(Collected data entries)

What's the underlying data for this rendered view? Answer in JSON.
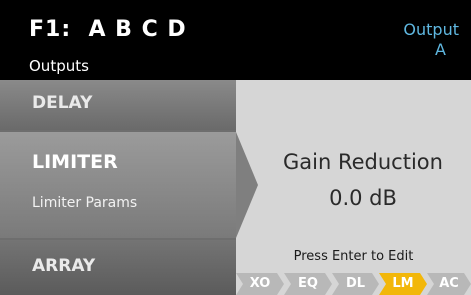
{
  "header": {
    "title": "F1:  A B C D",
    "subtitle": "Outputs",
    "output_label": "Output",
    "output_value": "A"
  },
  "menu": {
    "delay": "DELAY",
    "limiter": "LIMITER",
    "limiter_sub": "Limiter Params",
    "array": "ARRAY"
  },
  "main": {
    "label": "Gain Reduction",
    "value": "0.0 dB",
    "hint": "Press Enter to Edit"
  },
  "tabs": [
    {
      "label": "XO",
      "active": false
    },
    {
      "label": "EQ",
      "active": false
    },
    {
      "label": "DL",
      "active": false
    },
    {
      "label": "LM",
      "active": true
    },
    {
      "label": "AC",
      "active": false
    }
  ],
  "colors": {
    "accent": "#f2b70a",
    "output_text": "#5fb7e0"
  }
}
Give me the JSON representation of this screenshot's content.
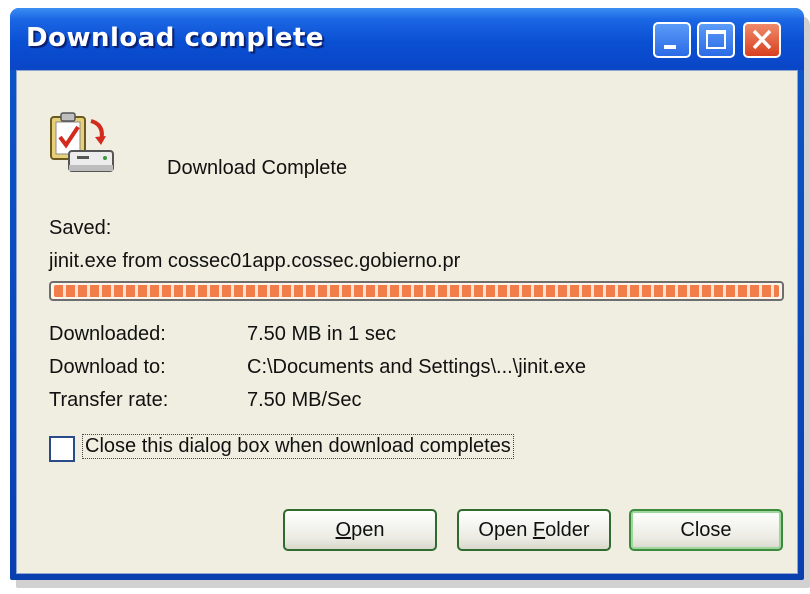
{
  "window": {
    "title": "Download complete"
  },
  "content": {
    "heading": "Download Complete",
    "saved_label": "Saved:",
    "saved_file": "jinit.exe from cossec01app.cossec.gobierno.pr",
    "progress": 1.0,
    "details": [
      {
        "label": "Downloaded:",
        "value": "7.50 MB in 1 sec"
      },
      {
        "label": "Download to:",
        "value": "C:\\Documents and Settings\\...\\jinit.exe"
      },
      {
        "label": "Transfer rate:",
        "value": "7.50 MB/Sec"
      }
    ],
    "close_checkbox": {
      "label": "Close this dialog box when download completes",
      "checked": false
    }
  },
  "buttons": {
    "open": {
      "pre": "",
      "key": "O",
      "post": "pen"
    },
    "open_folder": {
      "pre": "Open ",
      "key": "F",
      "post": "older"
    },
    "close": "Close"
  },
  "icons": {
    "dialog_icon": "download-complete-icon",
    "minimize": "minimize-icon",
    "maximize": "maximize-icon",
    "close": "close-icon"
  },
  "colors": {
    "titlebar": "#0a4fd3",
    "client_bg": "#efeee0",
    "progress_fill": "#f07d4a",
    "close_button": "#d8401f"
  }
}
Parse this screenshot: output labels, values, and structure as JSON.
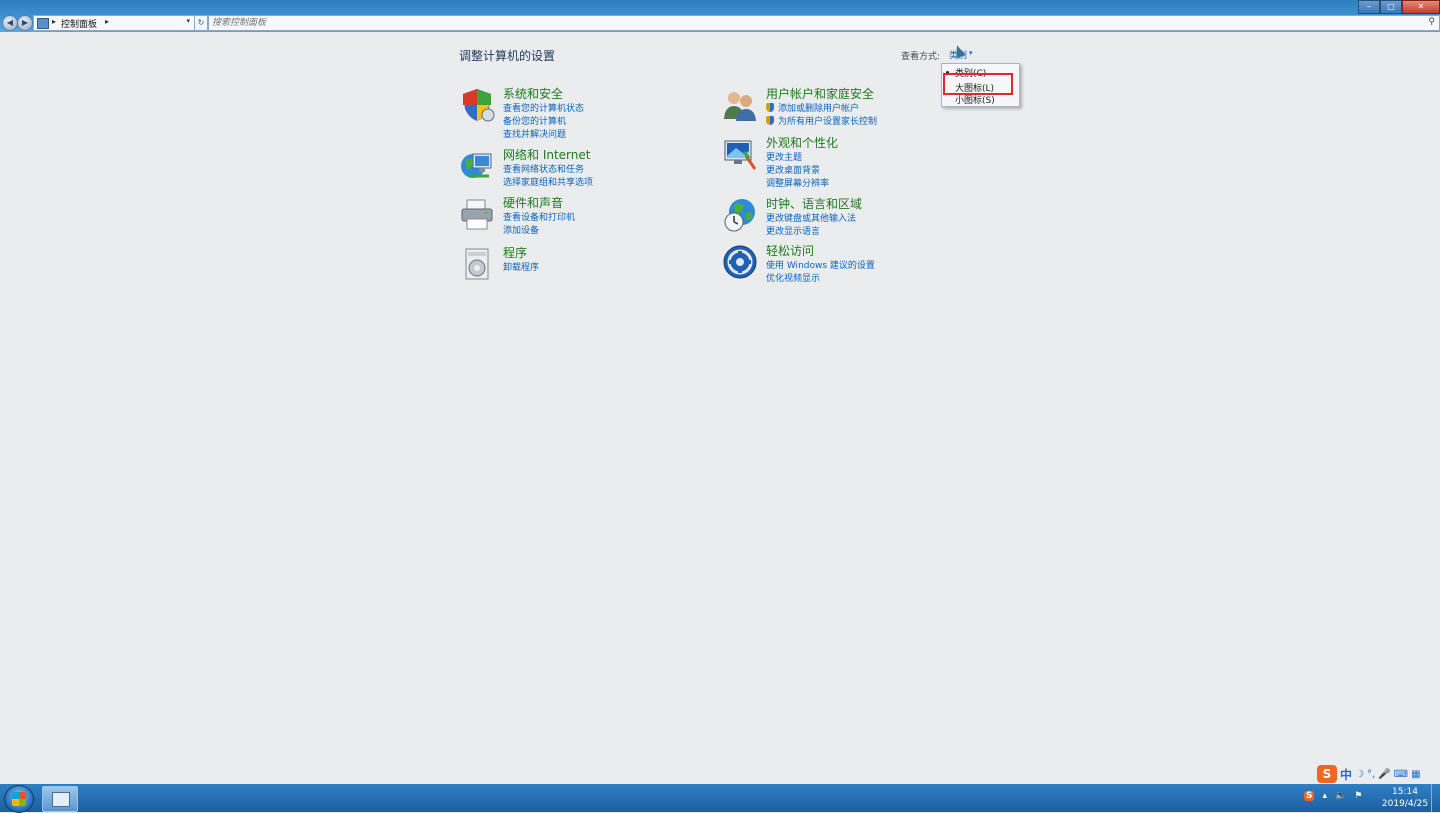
{
  "address_bar": {
    "breadcrumb": "控制面板",
    "search_placeholder": "搜索控制面板"
  },
  "header": {
    "title": "调整计算机的设置",
    "view_by_label": "查看方式:",
    "view_by_value": "类别"
  },
  "view_menu": {
    "items": [
      "类别(C)",
      "大图标(L)",
      "小图标(S)"
    ],
    "selected": "类别(C)",
    "highlighted": "大图标(L)"
  },
  "categories": [
    {
      "title": "系统和安全",
      "links": [
        "查看您的计算机状态",
        "备份您的计算机",
        "查找并解决问题"
      ],
      "icon": "shield-icon"
    },
    {
      "title": "网络和 Internet",
      "links": [
        "查看网络状态和任务",
        "选择家庭组和共享选项"
      ],
      "icon": "network-globe-icon"
    },
    {
      "title": "硬件和声音",
      "links": [
        "查看设备和打印机",
        "添加设备"
      ],
      "icon": "printer-icon"
    },
    {
      "title": "程序",
      "links": [
        "卸载程序"
      ],
      "icon": "programs-icon"
    },
    {
      "title": "用户帐户和家庭安全",
      "links": [
        "添加或删除用户帐户",
        "为所有用户设置家长控制"
      ],
      "icon": "users-icon"
    },
    {
      "title": "外观和个性化",
      "links": [
        "更改主题",
        "更改桌面背景",
        "调整屏幕分辨率"
      ],
      "icon": "appearance-icon"
    },
    {
      "title": "时钟、语言和区域",
      "links": [
        "更改键盘或其他输入法",
        "更改显示语言"
      ],
      "icon": "clock-globe-icon"
    },
    {
      "title": "轻松访问",
      "links": [
        "使用 Windows 建议的设置",
        "优化视频显示"
      ],
      "icon": "ease-of-access-icon"
    }
  ],
  "taskbar": {
    "time": "15:14",
    "date": "2019/4/25",
    "ime_mode": "中"
  },
  "colors": {
    "category_title": "#1f7a1f",
    "link": "#0a63c0",
    "highlight_border": "#e0282e"
  }
}
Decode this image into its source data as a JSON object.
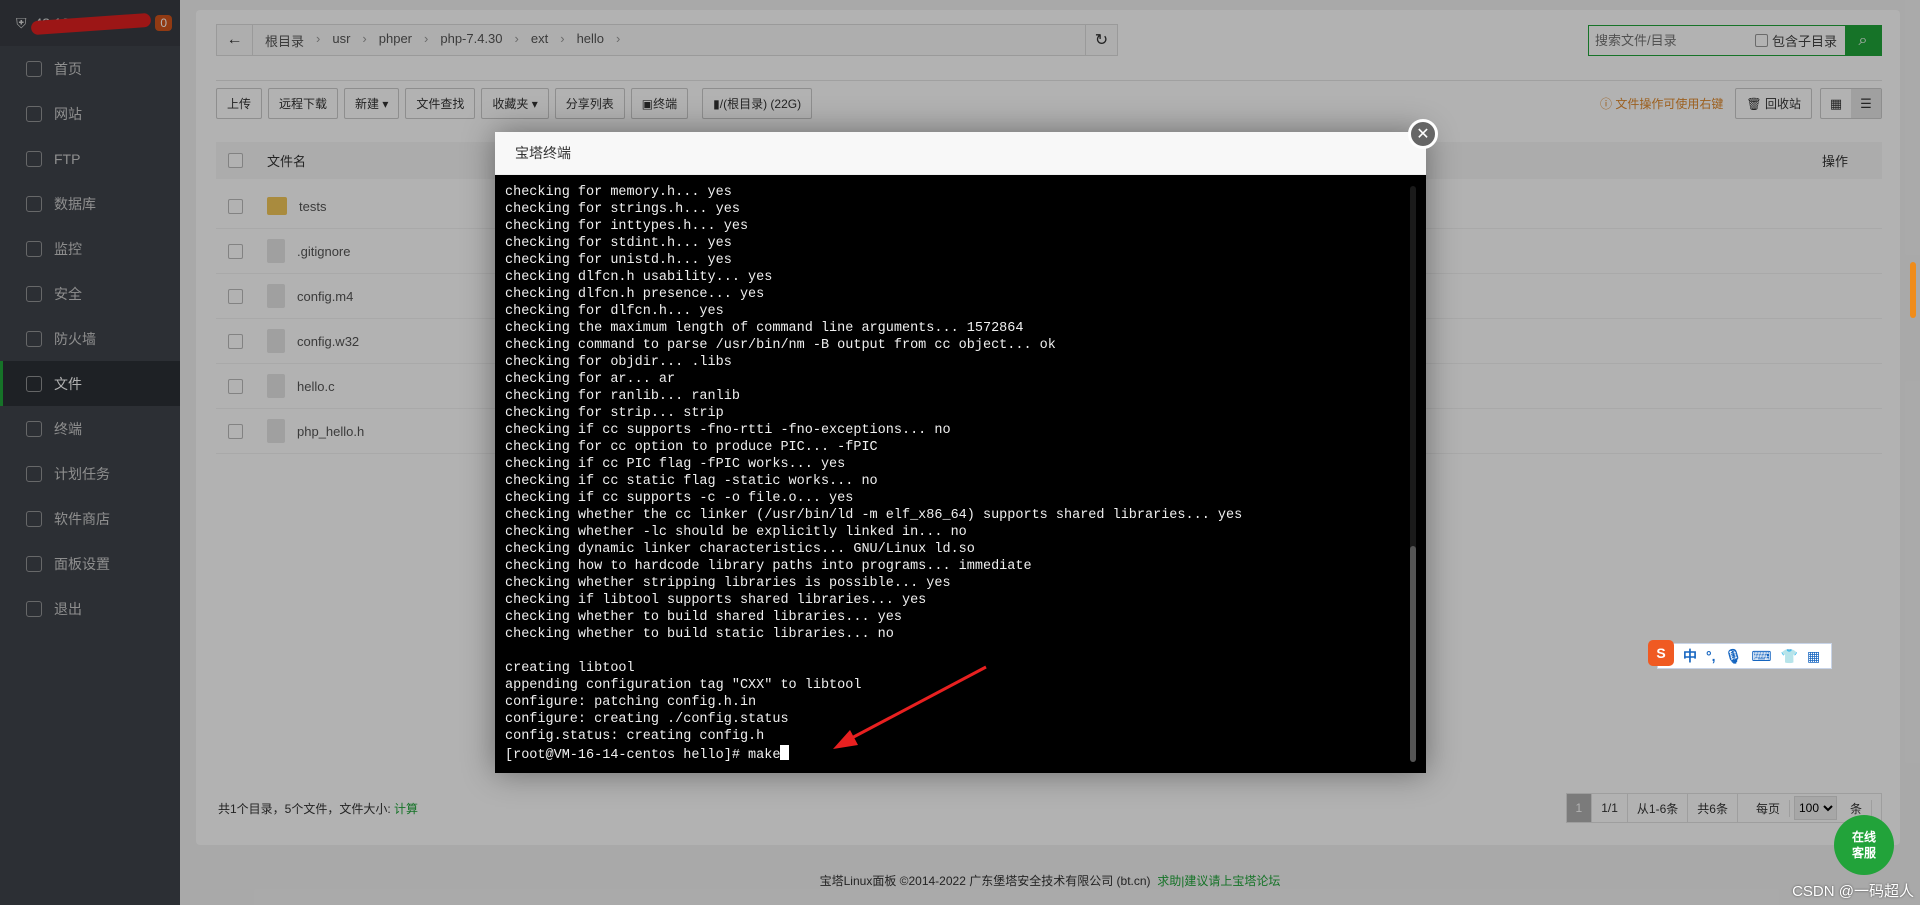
{
  "sidebar": {
    "server_ip": "43.138.*.*2",
    "badge": "0",
    "items": [
      {
        "label": "首页",
        "icon": "home-icon"
      },
      {
        "label": "网站",
        "icon": "globe-icon"
      },
      {
        "label": "FTP",
        "icon": "ftp-icon"
      },
      {
        "label": "数据库",
        "icon": "database-icon"
      },
      {
        "label": "监控",
        "icon": "monitor-icon"
      },
      {
        "label": "安全",
        "icon": "shield-icon"
      },
      {
        "label": "防火墙",
        "icon": "firewall-icon"
      },
      {
        "label": "文件",
        "icon": "folder-icon",
        "active": true
      },
      {
        "label": "终端",
        "icon": "terminal-icon"
      },
      {
        "label": "计划任务",
        "icon": "clock-icon"
      },
      {
        "label": "软件商店",
        "icon": "apps-icon"
      },
      {
        "label": "面板设置",
        "icon": "gear-icon"
      },
      {
        "label": "退出",
        "icon": "logout-icon"
      }
    ]
  },
  "breadcrumb": [
    "根目录",
    "usr",
    "phper",
    "php-7.4.30",
    "ext",
    "hello"
  ],
  "search": {
    "placeholder": "搜索文件/目录",
    "include_sub": "包含子目录"
  },
  "toolbar": [
    "上传",
    "远程下载",
    "新建 ▾",
    "文件查找",
    "收藏夹 ▾",
    "分享列表",
    "终端",
    "/(根目录) (22G)"
  ],
  "toolbar_right": {
    "hint": "文件操作可使用右键",
    "recycle": "回收站"
  },
  "table": {
    "col_name": "文件名",
    "col_ops": "操作",
    "rows": [
      {
        "name": "tests",
        "type": "dir"
      },
      {
        "name": ".gitignore",
        "type": "file"
      },
      {
        "name": "config.m4",
        "type": "file"
      },
      {
        "name": "config.w32",
        "type": "file"
      },
      {
        "name": "hello.c",
        "type": "file"
      },
      {
        "name": "php_hello.h",
        "type": "file"
      }
    ]
  },
  "summary": {
    "text": "共1个目录，5个文件，文件大小:",
    "calc": "计算"
  },
  "pager": {
    "current": "1",
    "pages": "1/1",
    "range": "从1-6条",
    "total": "共6条",
    "per_page_label": "每页",
    "per_page": "100",
    "unit": "条"
  },
  "footer": {
    "copyright": "宝塔Linux面板 ©2014-2022 广东堡塔安全技术有限公司 (bt.cn)",
    "links": "求助|建议请上宝塔论坛"
  },
  "modal": {
    "title": "宝塔终端",
    "lines": [
      "checking for memory.h... yes",
      "checking for strings.h... yes",
      "checking for inttypes.h... yes",
      "checking for stdint.h... yes",
      "checking for unistd.h... yes",
      "checking dlfcn.h usability... yes",
      "checking dlfcn.h presence... yes",
      "checking for dlfcn.h... yes",
      "checking the maximum length of command line arguments... 1572864",
      "checking command to parse /usr/bin/nm -B output from cc object... ok",
      "checking for objdir... .libs",
      "checking for ar... ar",
      "checking for ranlib... ranlib",
      "checking for strip... strip",
      "checking if cc supports -fno-rtti -fno-exceptions... no",
      "checking for cc option to produce PIC... -fPIC",
      "checking if cc PIC flag -fPIC works... yes",
      "checking if cc static flag -static works... no",
      "checking if cc supports -c -o file.o... yes",
      "checking whether the cc linker (/usr/bin/ld -m elf_x86_64) supports shared libraries... yes",
      "checking whether -lc should be explicitly linked in... no",
      "checking dynamic linker characteristics... GNU/Linux ld.so",
      "checking how to hardcode library paths into programs... immediate",
      "checking whether stripping libraries is possible... yes",
      "checking if libtool supports shared libraries... yes",
      "checking whether to build shared libraries... yes",
      "checking whether to build static libraries... no",
      "",
      "creating libtool",
      "appending configuration tag \"CXX\" to libtool",
      "configure: patching config.h.in",
      "configure: creating ./config.status",
      "config.status: creating config.h"
    ],
    "prompt": "[root@VM-16-14-centos hello]# make"
  },
  "ime": {
    "lang": "中",
    "punct": "°,"
  },
  "online_service": [
    "在线",
    "客服"
  ],
  "watermark": "CSDN @一码超人",
  "colors": {
    "accent": "#20a53a",
    "arrow": "#e82020",
    "hint": "#e08a2e"
  }
}
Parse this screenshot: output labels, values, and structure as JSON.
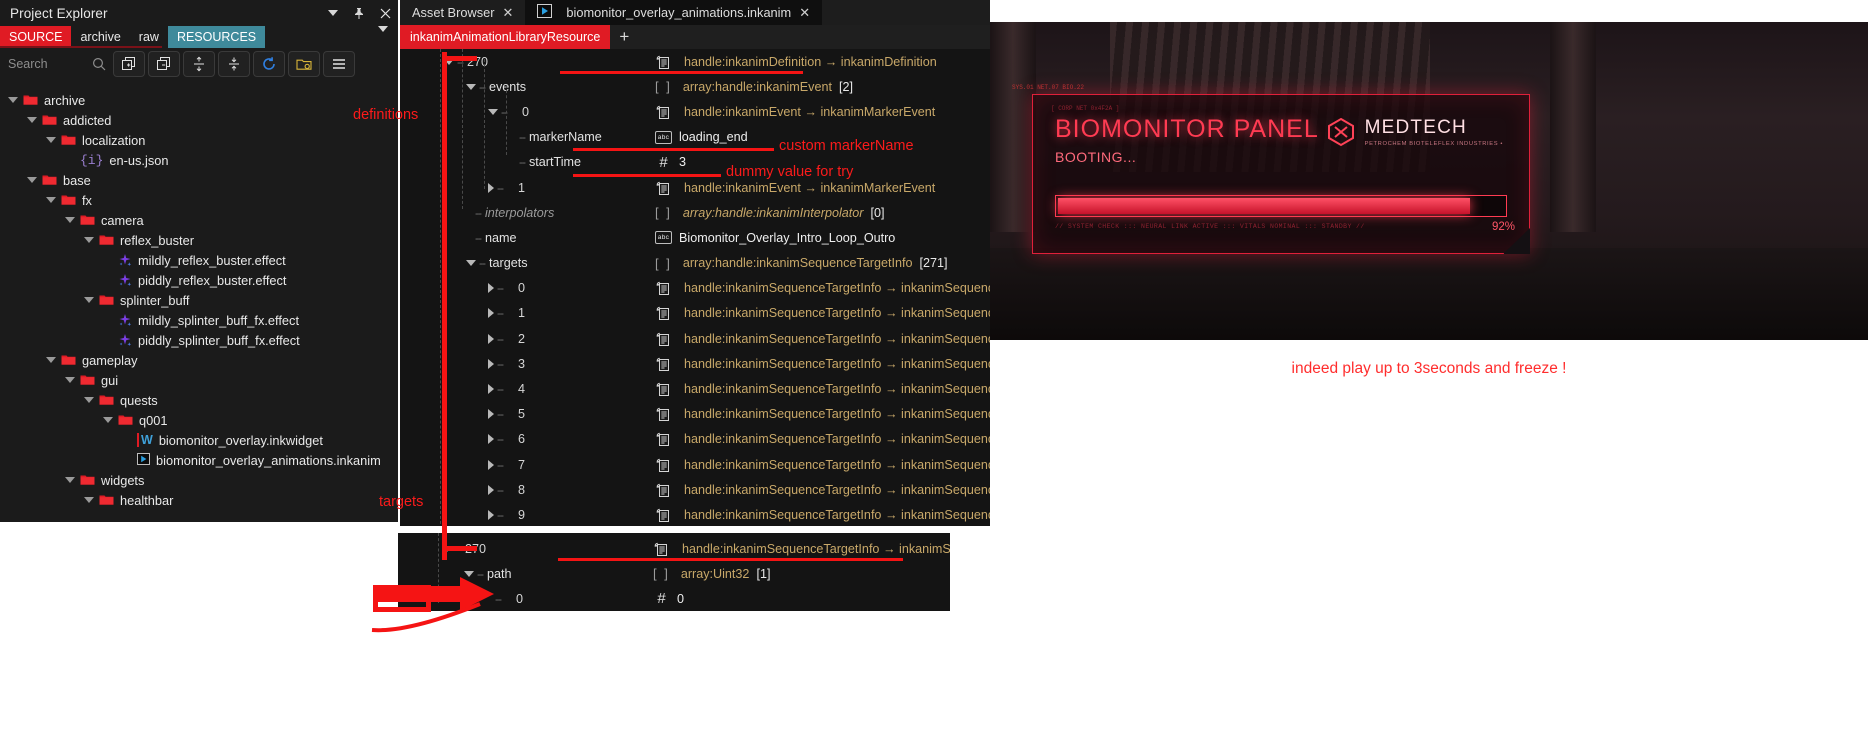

### [Stated goal]
Show each line in the entries that holds the string "libraries".

### [Response to the task]
      "checking whether the cc linker (/usr/bin/ld -m elf_x86_64) supports shared libraries... yes",
      "checking whether stripping libraries is possible... yes",
      "checking if libtool supports shared libraries... yes",
      "checking whether to build shared libraries... yes",
      "checking whether to build static libraries... no",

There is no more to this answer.